__Short task__
Review the listing and copy each line that holds the word "Global".

..............................

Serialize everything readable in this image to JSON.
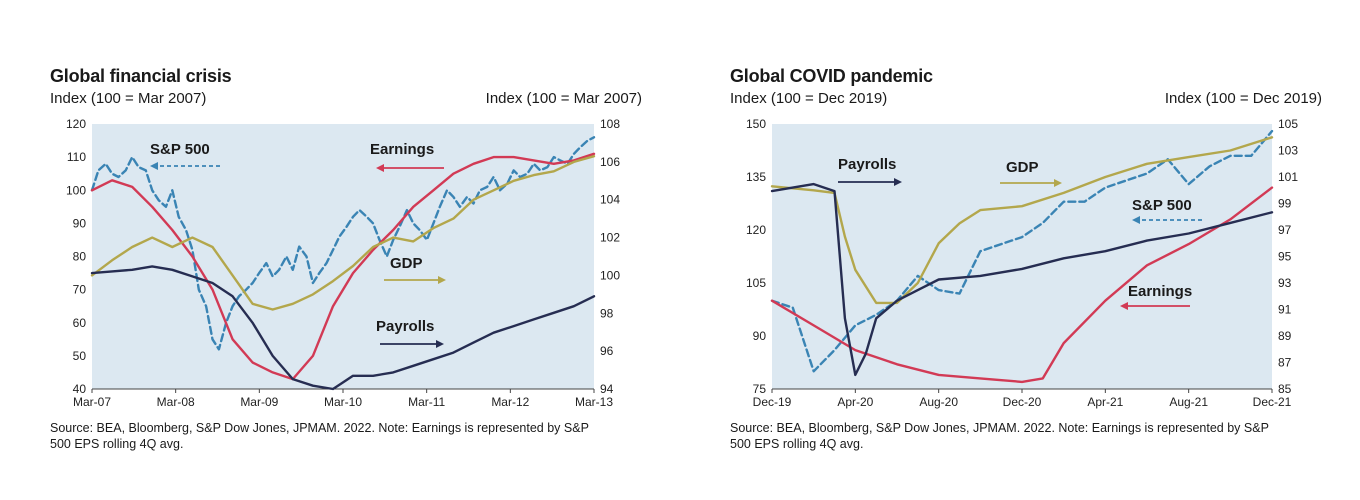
{
  "colors": {
    "plot_bg": "#dce8f1",
    "sp500": "#3a84b4",
    "earnings": "#d23a55",
    "gdp": "#b3a74c",
    "payrolls": "#262d52"
  },
  "chart_data": [
    {
      "type": "line",
      "title": "Global financial crisis",
      "left_axis_title": "Index (100 = Mar 2007)",
      "right_axis_title": "Index (100 = Mar 2007)",
      "source": "Source: BEA, Bloomberg, S&P Dow Jones, JPMAM. 2022. Note: Earnings is represented by S&P 500 EPS rolling 4Q avg.",
      "xlim": [
        0,
        6.25
      ],
      "x_tick_labels": [
        "Mar-07",
        "Mar-08",
        "Mar-09",
        "Mar-10",
        "Mar-11",
        "Mar-12",
        "Mar-13"
      ],
      "ylim_left": [
        40,
        120
      ],
      "y_ticks_left": [
        40,
        50,
        60,
        70,
        80,
        90,
        100,
        110,
        120
      ],
      "ylim_right": [
        94,
        108
      ],
      "y_ticks_right": [
        94,
        96,
        98,
        100,
        102,
        104,
        106,
        108
      ],
      "grid": false,
      "series": [
        {
          "name": "S&P 500",
          "axis": "left",
          "style": "dashed",
          "color_key": "sp500",
          "arrow": "left",
          "x": [
            0,
            0.08,
            0.17,
            0.25,
            0.33,
            0.42,
            0.5,
            0.58,
            0.67,
            0.75,
            0.83,
            0.92,
            1,
            1.08,
            1.17,
            1.25,
            1.33,
            1.42,
            1.5,
            1.58,
            1.67,
            1.75,
            1.83,
            1.92,
            2,
            2.08,
            2.17,
            2.25,
            2.33,
            2.42,
            2.5,
            2.58,
            2.67,
            2.75,
            2.83,
            2.92,
            3,
            3.08,
            3.17,
            3.25,
            3.33,
            3.42,
            3.5,
            3.58,
            3.67,
            3.75,
            3.83,
            3.92,
            4,
            4.08,
            4.17,
            4.25,
            4.33,
            4.42,
            4.5,
            4.58,
            4.67,
            4.75,
            4.83,
            4.92,
            5,
            5.08,
            5.17,
            5.25,
            5.33,
            5.42,
            5.5,
            5.58,
            5.67,
            5.75,
            5.83,
            5.92,
            6,
            6.08,
            6.17,
            6.25
          ],
          "values": [
            100,
            106,
            108,
            105,
            104,
            106,
            110,
            107,
            106,
            100,
            97,
            95,
            100,
            92,
            88,
            82,
            70,
            65,
            55,
            52,
            60,
            65,
            68,
            70,
            72,
            75,
            78,
            74,
            76,
            80,
            76,
            83,
            80,
            72,
            75,
            78,
            82,
            86,
            89,
            92,
            94,
            92,
            90,
            85,
            80,
            85,
            89,
            94,
            90,
            88,
            85,
            90,
            95,
            100,
            98,
            95,
            98,
            96,
            100,
            101,
            104,
            100,
            102,
            106,
            104,
            105,
            108,
            106,
            107,
            110,
            109,
            108,
            111,
            113,
            115,
            116
          ]
        },
        {
          "name": "Earnings",
          "axis": "left",
          "style": "solid",
          "color_key": "earnings",
          "arrow": "left",
          "x": [
            0,
            0.25,
            0.5,
            0.75,
            1,
            1.25,
            1.5,
            1.75,
            2,
            2.25,
            2.5,
            2.75,
            3,
            3.25,
            3.5,
            3.75,
            4,
            4.25,
            4.5,
            4.75,
            5,
            5.25,
            5.5,
            5.75,
            6,
            6.25
          ],
          "values": [
            100,
            103,
            101,
            95,
            88,
            80,
            70,
            55,
            48,
            45,
            43,
            50,
            65,
            75,
            82,
            88,
            95,
            100,
            105,
            108,
            110,
            110,
            109,
            108,
            109,
            111
          ]
        },
        {
          "name": "GDP",
          "axis": "right",
          "style": "solid",
          "color_key": "gdp",
          "arrow": "right",
          "x": [
            0,
            0.25,
            0.5,
            0.75,
            1,
            1.25,
            1.5,
            1.75,
            2,
            2.25,
            2.5,
            2.75,
            3,
            3.25,
            3.5,
            3.75,
            4,
            4.25,
            4.5,
            4.75,
            5,
            5.25,
            5.5,
            5.75,
            6,
            6.25
          ],
          "values": [
            100,
            100.8,
            101.5,
            102,
            101.5,
            102,
            101.5,
            100,
            98.5,
            98.2,
            98.5,
            99,
            99.7,
            100.5,
            101.5,
            102,
            101.8,
            102.5,
            103,
            104,
            104.5,
            105,
            105.3,
            105.5,
            106,
            106.3
          ]
        },
        {
          "name": "Payrolls",
          "axis": "left",
          "style": "solid",
          "color_key": "payrolls",
          "arrow": "right",
          "x": [
            0,
            0.25,
            0.5,
            0.75,
            1,
            1.25,
            1.5,
            1.75,
            2,
            2.25,
            2.5,
            2.75,
            3,
            3.25,
            3.5,
            3.75,
            4,
            4.25,
            4.5,
            4.75,
            5,
            5.25,
            5.5,
            5.75,
            6,
            6.25
          ],
          "values": [
            75,
            75.5,
            76,
            77,
            76,
            74,
            72,
            68,
            60,
            50,
            43,
            41,
            40,
            44,
            44,
            45,
            47,
            49,
            51,
            54,
            57,
            59,
            61,
            63,
            65,
            68
          ]
        }
      ]
    },
    {
      "type": "line",
      "title": "Global COVID pandemic",
      "left_axis_title": "Index (100 = Dec 2019)",
      "right_axis_title": "Index (100 = Dec 2019)",
      "source": "Source: BEA, Bloomberg, S&P Dow Jones, JPMAM. 2022. Note: Earnings is represented by S&P 500 EPS rolling 4Q avg.",
      "xlim": [
        0,
        24
      ],
      "x_tick_labels": [
        "Dec-19",
        "Apr-20",
        "Aug-20",
        "Dec-20",
        "Apr-21",
        "Aug-21",
        "Dec-21"
      ],
      "ylim_left": [
        75,
        150
      ],
      "y_ticks_left": [
        75,
        90,
        105,
        120,
        135,
        150
      ],
      "ylim_right": [
        85,
        105
      ],
      "y_ticks_right": [
        85,
        87,
        89,
        91,
        93,
        95,
        97,
        99,
        101,
        103,
        105
      ],
      "grid": false,
      "series": [
        {
          "name": "S&P 500",
          "axis": "left",
          "style": "dashed",
          "color_key": "sp500",
          "arrow": "left",
          "x": [
            0,
            1,
            2,
            3,
            4,
            5,
            6,
            7,
            8,
            9,
            10,
            11,
            12,
            13,
            14,
            15,
            16,
            17,
            18,
            19,
            20,
            21,
            22,
            23,
            24
          ],
          "values": [
            100,
            98,
            80,
            86,
            93,
            96,
            100,
            107,
            103,
            102,
            114,
            116,
            118,
            122,
            128,
            128,
            132,
            134,
            136,
            140,
            133,
            138,
            141,
            141,
            148
          ]
        },
        {
          "name": "Earnings",
          "axis": "left",
          "style": "solid",
          "color_key": "earnings",
          "arrow": "left",
          "x": [
            0,
            2,
            4,
            6,
            8,
            10,
            12,
            13,
            14,
            16,
            18,
            20,
            22,
            24
          ],
          "values": [
            100,
            93,
            86,
            82,
            79,
            78,
            77,
            78,
            88,
            100,
            110,
            116,
            123,
            132
          ]
        },
        {
          "name": "GDP",
          "axis": "right",
          "style": "solid",
          "color_key": "gdp",
          "arrow": "right",
          "x": [
            0,
            2,
            3,
            3.5,
            4,
            5,
            6,
            7,
            8,
            9,
            10,
            12,
            14,
            16,
            18,
            20,
            22,
            24
          ],
          "values": [
            100.3,
            100,
            99.8,
            96.5,
            94,
            91.5,
            91.5,
            93,
            96,
            97.5,
            98.5,
            98.8,
            99.8,
            101,
            102,
            102.5,
            103,
            104
          ]
        },
        {
          "name": "Payrolls",
          "axis": "left",
          "style": "solid",
          "color_key": "payrolls",
          "arrow": "right",
          "x": [
            0,
            1,
            2,
            3,
            3.5,
            4,
            4.5,
            5,
            6,
            7,
            8,
            10,
            12,
            14,
            16,
            18,
            20,
            22,
            24
          ],
          "values": [
            131,
            132,
            133,
            131,
            95,
            79,
            85,
            95,
            100,
            103,
            106,
            107,
            109,
            112,
            114,
            117,
            119,
            122,
            125
          ]
        }
      ]
    }
  ]
}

..............................

__Task response__
      "title": "Global financial crisis",
      "title": "Global COVID pandemic",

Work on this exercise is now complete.